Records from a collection

— Start —

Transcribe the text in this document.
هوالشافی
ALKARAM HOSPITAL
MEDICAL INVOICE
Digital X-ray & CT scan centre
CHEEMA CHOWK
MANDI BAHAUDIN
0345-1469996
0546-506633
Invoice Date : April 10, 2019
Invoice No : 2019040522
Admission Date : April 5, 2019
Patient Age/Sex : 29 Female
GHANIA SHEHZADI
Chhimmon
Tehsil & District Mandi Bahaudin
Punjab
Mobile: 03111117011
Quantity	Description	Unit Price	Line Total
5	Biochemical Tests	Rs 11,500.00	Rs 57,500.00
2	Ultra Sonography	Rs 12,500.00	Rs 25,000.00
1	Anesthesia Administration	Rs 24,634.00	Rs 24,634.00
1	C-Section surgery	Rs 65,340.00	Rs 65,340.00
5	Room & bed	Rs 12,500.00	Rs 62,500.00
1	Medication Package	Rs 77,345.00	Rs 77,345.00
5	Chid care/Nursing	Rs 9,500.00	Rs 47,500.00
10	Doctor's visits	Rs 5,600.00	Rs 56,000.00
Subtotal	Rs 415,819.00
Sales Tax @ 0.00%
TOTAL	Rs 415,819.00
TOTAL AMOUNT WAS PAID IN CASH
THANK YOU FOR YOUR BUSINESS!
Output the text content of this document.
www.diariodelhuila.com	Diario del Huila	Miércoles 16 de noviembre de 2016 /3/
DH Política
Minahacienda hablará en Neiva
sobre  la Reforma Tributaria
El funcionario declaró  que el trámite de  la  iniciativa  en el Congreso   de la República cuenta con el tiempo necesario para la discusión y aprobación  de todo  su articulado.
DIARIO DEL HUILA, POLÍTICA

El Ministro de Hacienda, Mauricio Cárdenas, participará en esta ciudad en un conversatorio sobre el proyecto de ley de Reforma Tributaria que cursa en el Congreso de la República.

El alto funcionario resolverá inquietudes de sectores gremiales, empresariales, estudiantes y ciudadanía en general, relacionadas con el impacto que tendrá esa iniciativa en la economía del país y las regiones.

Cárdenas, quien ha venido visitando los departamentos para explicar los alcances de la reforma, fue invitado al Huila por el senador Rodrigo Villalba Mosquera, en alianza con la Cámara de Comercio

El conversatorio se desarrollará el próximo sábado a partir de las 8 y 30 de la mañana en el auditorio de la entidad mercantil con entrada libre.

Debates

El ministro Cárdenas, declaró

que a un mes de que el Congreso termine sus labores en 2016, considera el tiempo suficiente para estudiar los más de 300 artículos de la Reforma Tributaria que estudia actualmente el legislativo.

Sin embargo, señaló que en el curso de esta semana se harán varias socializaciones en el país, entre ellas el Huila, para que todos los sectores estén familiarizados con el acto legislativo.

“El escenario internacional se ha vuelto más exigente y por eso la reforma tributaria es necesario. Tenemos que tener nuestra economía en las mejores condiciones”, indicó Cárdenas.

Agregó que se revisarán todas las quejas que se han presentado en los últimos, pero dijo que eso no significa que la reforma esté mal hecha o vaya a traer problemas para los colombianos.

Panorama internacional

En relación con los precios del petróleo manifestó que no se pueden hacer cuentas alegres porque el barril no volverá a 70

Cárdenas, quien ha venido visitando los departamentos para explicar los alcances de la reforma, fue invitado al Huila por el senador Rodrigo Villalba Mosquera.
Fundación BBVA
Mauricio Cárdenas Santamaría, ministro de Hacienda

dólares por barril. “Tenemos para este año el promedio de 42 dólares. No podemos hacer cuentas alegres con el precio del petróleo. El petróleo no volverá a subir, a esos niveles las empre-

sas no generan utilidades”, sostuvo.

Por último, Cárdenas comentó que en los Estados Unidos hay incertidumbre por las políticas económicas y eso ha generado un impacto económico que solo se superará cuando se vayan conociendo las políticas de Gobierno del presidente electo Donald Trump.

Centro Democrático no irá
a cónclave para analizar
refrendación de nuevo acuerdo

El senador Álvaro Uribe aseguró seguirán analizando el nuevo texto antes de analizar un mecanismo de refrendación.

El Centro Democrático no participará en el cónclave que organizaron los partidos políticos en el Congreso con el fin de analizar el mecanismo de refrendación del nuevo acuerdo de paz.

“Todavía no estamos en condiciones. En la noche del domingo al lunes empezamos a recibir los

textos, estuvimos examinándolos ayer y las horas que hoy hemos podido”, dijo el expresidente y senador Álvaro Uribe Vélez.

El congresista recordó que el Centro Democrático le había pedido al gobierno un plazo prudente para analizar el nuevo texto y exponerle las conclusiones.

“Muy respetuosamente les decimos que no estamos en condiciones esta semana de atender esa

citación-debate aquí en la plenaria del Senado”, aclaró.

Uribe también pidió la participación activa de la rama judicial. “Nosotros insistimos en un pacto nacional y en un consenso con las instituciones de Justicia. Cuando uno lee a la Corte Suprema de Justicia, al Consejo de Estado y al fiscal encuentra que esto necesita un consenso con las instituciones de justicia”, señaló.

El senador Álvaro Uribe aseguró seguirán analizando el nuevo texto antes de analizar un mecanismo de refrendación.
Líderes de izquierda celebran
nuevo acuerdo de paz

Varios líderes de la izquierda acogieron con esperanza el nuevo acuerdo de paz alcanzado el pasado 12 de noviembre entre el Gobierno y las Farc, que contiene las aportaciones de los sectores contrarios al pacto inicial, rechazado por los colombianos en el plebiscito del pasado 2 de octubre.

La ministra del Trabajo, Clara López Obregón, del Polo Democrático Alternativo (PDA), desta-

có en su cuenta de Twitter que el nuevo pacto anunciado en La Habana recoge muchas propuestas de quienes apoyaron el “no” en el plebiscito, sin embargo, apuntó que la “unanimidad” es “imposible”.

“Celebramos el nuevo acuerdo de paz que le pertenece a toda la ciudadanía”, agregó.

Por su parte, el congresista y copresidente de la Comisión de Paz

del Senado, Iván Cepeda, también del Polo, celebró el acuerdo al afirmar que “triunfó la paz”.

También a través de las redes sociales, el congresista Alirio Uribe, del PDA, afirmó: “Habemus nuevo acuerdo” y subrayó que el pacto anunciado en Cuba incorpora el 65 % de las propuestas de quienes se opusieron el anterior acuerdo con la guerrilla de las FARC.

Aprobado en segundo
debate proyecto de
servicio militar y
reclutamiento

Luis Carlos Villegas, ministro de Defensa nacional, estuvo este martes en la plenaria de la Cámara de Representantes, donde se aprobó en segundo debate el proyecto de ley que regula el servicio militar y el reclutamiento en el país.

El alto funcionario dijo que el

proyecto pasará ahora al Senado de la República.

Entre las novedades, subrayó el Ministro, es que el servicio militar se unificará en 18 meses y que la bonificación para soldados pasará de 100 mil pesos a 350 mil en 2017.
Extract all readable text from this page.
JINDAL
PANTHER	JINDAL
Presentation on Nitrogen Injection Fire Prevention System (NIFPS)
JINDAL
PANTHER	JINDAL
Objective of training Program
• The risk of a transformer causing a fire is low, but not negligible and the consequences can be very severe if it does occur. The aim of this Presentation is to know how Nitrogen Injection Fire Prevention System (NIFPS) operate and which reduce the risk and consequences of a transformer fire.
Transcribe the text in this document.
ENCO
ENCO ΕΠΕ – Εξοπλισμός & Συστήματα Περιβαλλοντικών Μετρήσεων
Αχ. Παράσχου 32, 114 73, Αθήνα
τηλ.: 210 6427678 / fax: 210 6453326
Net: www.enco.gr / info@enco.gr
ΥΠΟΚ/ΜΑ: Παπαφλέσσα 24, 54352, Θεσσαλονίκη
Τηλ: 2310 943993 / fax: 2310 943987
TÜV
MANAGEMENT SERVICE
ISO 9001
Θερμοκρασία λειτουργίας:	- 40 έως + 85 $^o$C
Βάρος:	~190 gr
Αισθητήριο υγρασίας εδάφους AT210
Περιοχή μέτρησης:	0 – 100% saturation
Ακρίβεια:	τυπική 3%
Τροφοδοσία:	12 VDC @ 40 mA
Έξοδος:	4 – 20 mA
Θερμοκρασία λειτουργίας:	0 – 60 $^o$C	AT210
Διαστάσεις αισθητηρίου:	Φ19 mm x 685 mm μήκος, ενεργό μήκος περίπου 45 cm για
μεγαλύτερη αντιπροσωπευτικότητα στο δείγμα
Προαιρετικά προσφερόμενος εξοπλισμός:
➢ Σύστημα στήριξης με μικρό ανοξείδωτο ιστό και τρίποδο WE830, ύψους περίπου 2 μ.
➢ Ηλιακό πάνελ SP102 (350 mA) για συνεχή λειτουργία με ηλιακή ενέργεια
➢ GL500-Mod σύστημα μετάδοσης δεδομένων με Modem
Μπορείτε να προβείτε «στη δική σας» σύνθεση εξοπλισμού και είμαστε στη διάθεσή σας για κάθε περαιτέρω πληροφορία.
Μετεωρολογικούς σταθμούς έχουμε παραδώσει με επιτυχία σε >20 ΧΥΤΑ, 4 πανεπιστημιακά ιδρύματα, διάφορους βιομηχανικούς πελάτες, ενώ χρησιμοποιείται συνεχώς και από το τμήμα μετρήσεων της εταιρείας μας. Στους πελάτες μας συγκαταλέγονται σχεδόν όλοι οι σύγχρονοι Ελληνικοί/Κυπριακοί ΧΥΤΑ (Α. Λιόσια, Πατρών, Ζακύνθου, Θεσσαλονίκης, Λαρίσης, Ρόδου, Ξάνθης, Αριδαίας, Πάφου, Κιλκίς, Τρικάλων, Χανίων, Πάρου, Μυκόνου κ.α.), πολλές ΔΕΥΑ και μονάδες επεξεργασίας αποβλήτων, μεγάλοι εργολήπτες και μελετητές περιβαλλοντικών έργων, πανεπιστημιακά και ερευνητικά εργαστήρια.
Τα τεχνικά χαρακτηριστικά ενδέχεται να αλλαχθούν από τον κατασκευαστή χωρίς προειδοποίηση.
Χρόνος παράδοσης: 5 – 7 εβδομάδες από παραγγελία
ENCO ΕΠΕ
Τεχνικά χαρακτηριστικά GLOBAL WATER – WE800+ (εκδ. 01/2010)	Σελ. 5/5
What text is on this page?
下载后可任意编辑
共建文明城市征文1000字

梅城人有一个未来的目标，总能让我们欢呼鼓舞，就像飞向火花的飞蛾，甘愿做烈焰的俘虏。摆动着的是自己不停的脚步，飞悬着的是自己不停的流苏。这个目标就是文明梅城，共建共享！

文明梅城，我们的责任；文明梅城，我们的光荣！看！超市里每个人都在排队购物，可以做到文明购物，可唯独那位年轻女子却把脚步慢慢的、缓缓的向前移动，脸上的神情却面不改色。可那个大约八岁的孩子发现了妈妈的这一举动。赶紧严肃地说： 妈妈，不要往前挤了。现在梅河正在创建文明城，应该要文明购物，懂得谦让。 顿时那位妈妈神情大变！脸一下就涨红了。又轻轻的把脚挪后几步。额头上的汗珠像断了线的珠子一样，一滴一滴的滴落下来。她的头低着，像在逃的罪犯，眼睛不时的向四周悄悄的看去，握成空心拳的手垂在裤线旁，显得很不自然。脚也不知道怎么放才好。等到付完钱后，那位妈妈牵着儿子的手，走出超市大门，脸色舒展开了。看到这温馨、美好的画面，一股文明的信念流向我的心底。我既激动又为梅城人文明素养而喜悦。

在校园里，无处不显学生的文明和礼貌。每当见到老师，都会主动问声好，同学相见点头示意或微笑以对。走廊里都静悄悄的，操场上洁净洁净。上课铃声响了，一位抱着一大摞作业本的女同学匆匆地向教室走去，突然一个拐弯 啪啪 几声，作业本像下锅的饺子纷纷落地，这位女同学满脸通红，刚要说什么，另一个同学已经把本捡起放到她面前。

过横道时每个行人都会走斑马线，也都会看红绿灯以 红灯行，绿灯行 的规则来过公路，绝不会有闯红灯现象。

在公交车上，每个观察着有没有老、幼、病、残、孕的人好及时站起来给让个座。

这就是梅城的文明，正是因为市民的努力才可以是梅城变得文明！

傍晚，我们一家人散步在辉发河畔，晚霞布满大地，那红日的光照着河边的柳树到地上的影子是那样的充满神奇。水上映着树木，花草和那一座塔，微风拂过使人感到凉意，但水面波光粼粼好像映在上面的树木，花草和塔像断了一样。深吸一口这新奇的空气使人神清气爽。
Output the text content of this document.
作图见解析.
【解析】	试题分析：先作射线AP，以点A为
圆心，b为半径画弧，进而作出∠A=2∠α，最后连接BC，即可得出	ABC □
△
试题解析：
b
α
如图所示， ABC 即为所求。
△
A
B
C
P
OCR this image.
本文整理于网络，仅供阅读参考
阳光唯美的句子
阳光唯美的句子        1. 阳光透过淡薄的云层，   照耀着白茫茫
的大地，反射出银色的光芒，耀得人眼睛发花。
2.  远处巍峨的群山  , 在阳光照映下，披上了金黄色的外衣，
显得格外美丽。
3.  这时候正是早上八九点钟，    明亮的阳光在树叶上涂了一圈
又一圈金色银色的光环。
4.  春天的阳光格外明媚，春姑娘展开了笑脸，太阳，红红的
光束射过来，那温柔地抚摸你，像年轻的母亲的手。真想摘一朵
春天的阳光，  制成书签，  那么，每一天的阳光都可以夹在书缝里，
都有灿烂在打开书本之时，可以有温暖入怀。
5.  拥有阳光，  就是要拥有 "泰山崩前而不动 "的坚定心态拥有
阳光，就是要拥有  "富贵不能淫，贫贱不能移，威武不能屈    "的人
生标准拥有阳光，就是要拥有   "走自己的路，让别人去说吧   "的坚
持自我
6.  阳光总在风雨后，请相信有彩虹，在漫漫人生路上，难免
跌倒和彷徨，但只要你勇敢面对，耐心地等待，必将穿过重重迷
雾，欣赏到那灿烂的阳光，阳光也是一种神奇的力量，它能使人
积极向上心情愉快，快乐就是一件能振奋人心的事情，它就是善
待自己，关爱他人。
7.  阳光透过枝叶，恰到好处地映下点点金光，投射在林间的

— End —

From the entries above, select each line containing the string "noviembre".

www.diariodelhuila.com	Diario del Huila	Miércoles 16 de noviembre de 2016 /3/
Varios líderes de la izquierda acogieron con esperanza el nuevo acuerdo de paz alcanzado el pasado 12 de noviembre entre el Gobierno y las Farc, que contiene las aportaciones de los sectores contrarios al pacto inicial, rechazado por los colombianos en el plebiscito del pasado 2 de octubre.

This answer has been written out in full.